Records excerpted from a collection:
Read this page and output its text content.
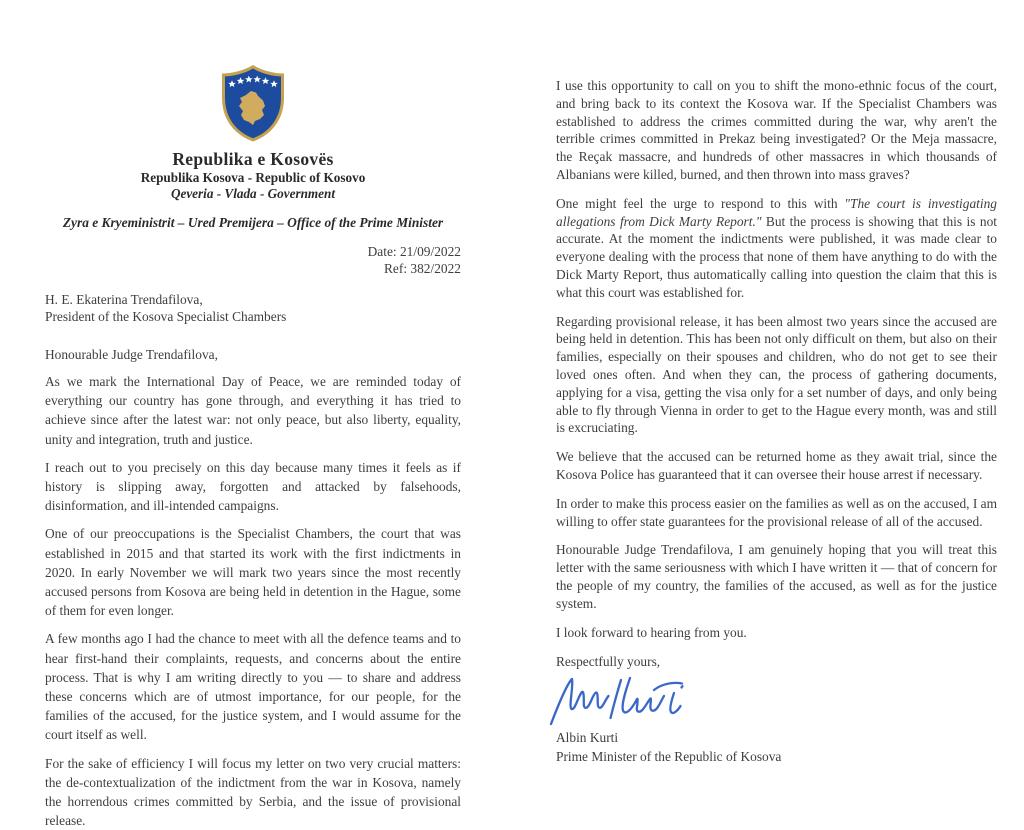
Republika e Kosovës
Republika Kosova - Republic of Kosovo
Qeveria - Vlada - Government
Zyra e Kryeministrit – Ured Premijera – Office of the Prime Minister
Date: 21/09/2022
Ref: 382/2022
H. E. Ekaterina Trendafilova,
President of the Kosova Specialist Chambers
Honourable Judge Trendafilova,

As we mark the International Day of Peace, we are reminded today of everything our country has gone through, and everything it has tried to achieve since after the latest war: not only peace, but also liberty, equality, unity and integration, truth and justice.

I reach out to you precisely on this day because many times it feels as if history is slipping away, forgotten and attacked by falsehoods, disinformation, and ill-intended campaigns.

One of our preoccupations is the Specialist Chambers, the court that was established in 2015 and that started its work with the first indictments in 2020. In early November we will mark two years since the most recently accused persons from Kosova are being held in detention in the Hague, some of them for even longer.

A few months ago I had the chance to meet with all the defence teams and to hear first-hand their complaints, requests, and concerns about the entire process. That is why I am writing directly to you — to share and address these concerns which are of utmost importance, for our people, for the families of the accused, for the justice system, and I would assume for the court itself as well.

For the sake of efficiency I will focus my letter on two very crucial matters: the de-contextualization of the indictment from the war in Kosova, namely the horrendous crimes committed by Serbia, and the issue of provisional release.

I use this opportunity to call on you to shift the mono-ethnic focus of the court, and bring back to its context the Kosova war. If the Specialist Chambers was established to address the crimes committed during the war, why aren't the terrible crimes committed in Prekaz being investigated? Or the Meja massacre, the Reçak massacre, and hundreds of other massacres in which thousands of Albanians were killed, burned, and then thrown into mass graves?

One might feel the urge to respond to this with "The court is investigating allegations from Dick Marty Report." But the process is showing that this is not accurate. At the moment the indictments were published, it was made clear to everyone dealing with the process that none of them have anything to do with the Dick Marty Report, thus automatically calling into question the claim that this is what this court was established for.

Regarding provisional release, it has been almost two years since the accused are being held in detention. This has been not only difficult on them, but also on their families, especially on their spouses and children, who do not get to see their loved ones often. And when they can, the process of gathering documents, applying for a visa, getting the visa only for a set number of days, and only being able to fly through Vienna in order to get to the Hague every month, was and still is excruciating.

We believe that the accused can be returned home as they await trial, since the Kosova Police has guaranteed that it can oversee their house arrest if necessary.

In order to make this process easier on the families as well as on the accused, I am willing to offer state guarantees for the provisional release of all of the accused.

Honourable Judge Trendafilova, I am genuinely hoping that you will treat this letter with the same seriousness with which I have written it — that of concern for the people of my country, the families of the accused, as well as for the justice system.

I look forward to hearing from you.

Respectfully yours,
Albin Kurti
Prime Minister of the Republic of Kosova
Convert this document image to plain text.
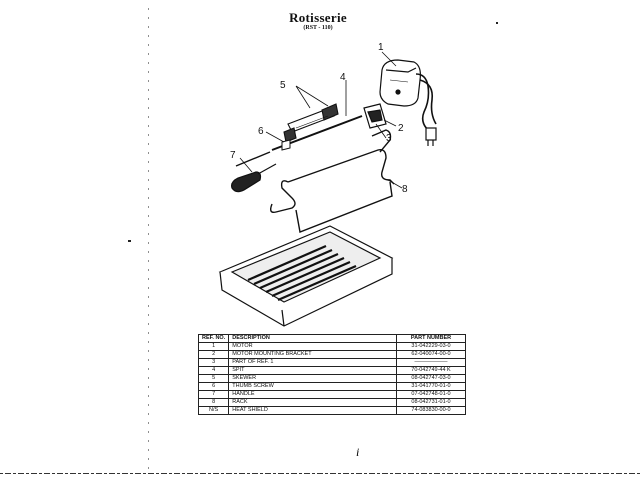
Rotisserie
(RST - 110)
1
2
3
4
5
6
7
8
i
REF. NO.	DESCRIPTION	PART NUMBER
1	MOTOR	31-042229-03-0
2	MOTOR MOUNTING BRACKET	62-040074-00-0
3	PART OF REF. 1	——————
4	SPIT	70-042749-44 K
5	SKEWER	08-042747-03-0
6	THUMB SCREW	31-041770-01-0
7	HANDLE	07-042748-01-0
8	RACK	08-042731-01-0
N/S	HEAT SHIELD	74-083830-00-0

Problem details: Repeat the material above verbatim, with no pictures in the output.

The answer:
Read this page and output its text content.
Republika e Kosovës
Republika Kosova - Republic of Kosovo
Qeveria - Vlada - Government
Zyra e Kryeministrit – Ured Premijera – Office of the Prime Minister
Date: 21/09/2022
Ref: 382/2022
H. E. Ekaterina Trendafilova,
President of the Kosova Specialist Chambers
Honourable Judge Trendafilova,

As we mark the International Day of Peace, we are reminded today of everything our country has gone through, and everything it has tried to achieve since after the latest war: not only peace, but also liberty, equality, unity and integration, truth and justice.

I reach out to you precisely on this day because many times it feels as if history is slipping away, forgotten and attacked by falsehoods, disinformation, and ill-intended campaigns.

One of our preoccupations is the Specialist Chambers, the court that was established in 2015 and that started its work with the first indictments in 2020. In early November we will mark two years since the most recently accused persons from Kosova are being held in detention in the Hague, some of them for even longer.

A few months ago I had the chance to meet with all the defence teams and to hear first-hand their complaints, requests, and concerns about the entire process. That is why I am writing directly to you — to share and address these concerns which are of utmost importance, for our people, for the families of the accused, for the justice system, and I would assume for the court itself as well.

For the sake of efficiency I will focus my letter on two very crucial matters: the de-contextualization of the indictment from the war in Kosova, namely the horrendous crimes committed by Serbia, and the issue of provisional release.

I use this opportunity to call on you to shift the mono-ethnic focus of the court, and bring back to its context the Kosova war. If the Specialist Chambers was established to address the crimes committed during the war, why aren't the terrible crimes committed in Prekaz being investigated? Or the Meja massacre, the Reçak massacre, and hundreds of other massacres in which thousands of Albanians were killed, burned, and then thrown into mass graves?

One might feel the urge to respond to this with "The court is investigating allegations from Dick Marty Report." But the process is showing that this is not accurate. At the moment the indictments were published, it was made clear to everyone dealing with the process that none of them have anything to do with the Dick Marty Report, thus automatically calling into question the claim that this is what this court was established for.

Regarding provisional release, it has been almost two years since the accused are being held in detention. This has been not only difficult on them, but also on their families, especially on their spouses and children, who do not get to see their loved ones often. And when they can, the process of gathering documents, applying for a visa, getting the visa only for a set number of days, and only being able to fly through Vienna in order to get to the Hague every month, was and still is excruciating.

We believe that the accused can be returned home as they await trial, since the Kosova Police has guaranteed that it can oversee their house arrest if necessary.

In order to make this process easier on the families as well as on the accused, I am willing to offer state guarantees for the provisional release of all of the accused.

Honourable Judge Trendafilova, I am genuinely hoping that you will treat this letter with the same seriousness with which I have written it — that of concern for the people of my country, the families of the accused, as well as for the justice system.

I look forward to hearing from you.

Respectfully yours,
Albin Kurti
Prime Minister of the Republic of Kosova
Convert this document image to plain text.
Rotisserie
(RST - 110)
1
2
3
4
5
6
7
8
i
REF. NO.	DESCRIPTION	PART NUMBER
1	MOTOR	31-042229-03-0
2	MOTOR MOUNTING BRACKET	62-040074-00-0
3	PART OF REF. 1	——————
4	SPIT	70-042749-44 K
5	SKEWER	08-042747-03-0
6	THUMB SCREW	31-041770-01-0
7	HANDLE	07-042748-01-0
8	RACK	08-042731-01-0
N/S	HEAT SHIELD	74-083830-00-0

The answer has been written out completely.